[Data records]

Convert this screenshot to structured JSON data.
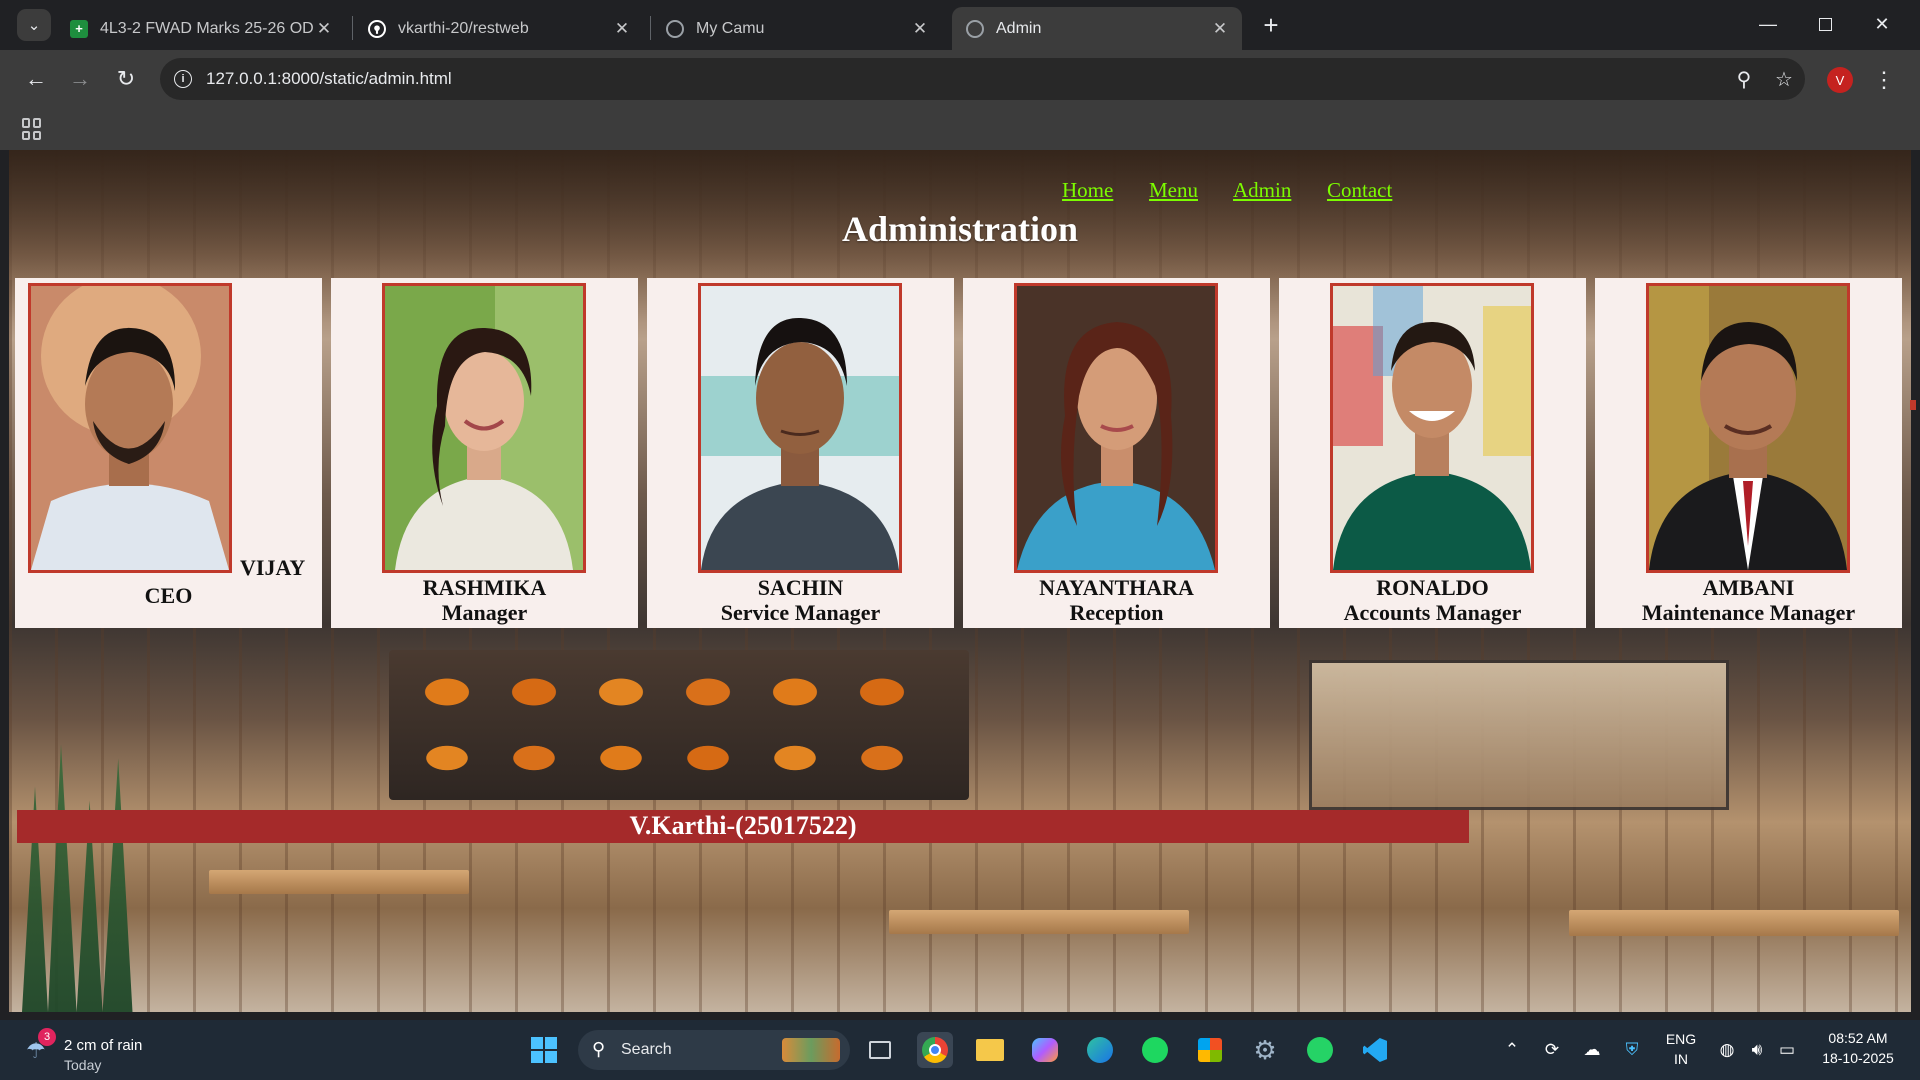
{
  "browser": {
    "tabs": [
      {
        "title": "4L3-2 FWAD Marks 25-26 ODD",
        "icon": "sheets-icon",
        "active": false
      },
      {
        "title": "vkarthi-20/restweb",
        "icon": "github-icon",
        "active": false
      },
      {
        "title": "My Camu",
        "icon": "globe-icon",
        "active": false
      },
      {
        "title": "Admin",
        "icon": "globe-icon",
        "active": true
      }
    ],
    "url": "127.0.0.1:8000/static/admin.html",
    "profile_initial": "V"
  },
  "page": {
    "nav": {
      "home": "Home",
      "menu": "Menu",
      "admin": "Admin",
      "contact": "Contact"
    },
    "title": "Administration",
    "staff": [
      {
        "name": "VIJAY",
        "role": "CEO"
      },
      {
        "name": "RASHMIKA",
        "role": "Manager"
      },
      {
        "name": "SACHIN",
        "role": "Service Manager"
      },
      {
        "name": "NAYANTHARA",
        "role": "Reception"
      },
      {
        "name": "RONALDO",
        "role": "Accounts Manager"
      },
      {
        "name": "AMBANI",
        "role": "Maintenance Manager"
      }
    ],
    "footer": "V.Karthi-(25017522)"
  },
  "taskbar": {
    "weather": {
      "text": "2 cm of rain",
      "day": "Today",
      "badge": "3"
    },
    "search_label": "Search",
    "lang": "ENG",
    "region": "IN",
    "time": "08:52 AM",
    "date": "18-10-2025"
  },
  "colors": {
    "nav_link": "#7cfc00",
    "photo_border": "#c0392b",
    "footer_bar": "#a52a2a",
    "card_bg": "#f8efed"
  }
}
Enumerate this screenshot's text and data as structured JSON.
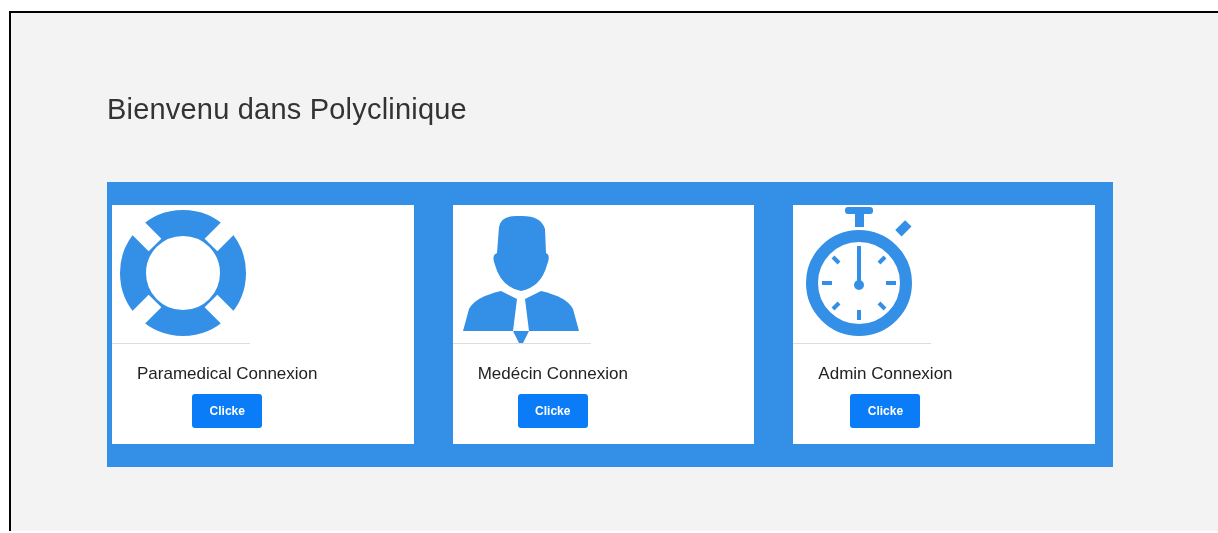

• _What is being asked_: Write down the number of lines where the word "icon" appears, and nothing further.

• _Solution for this problem_: 4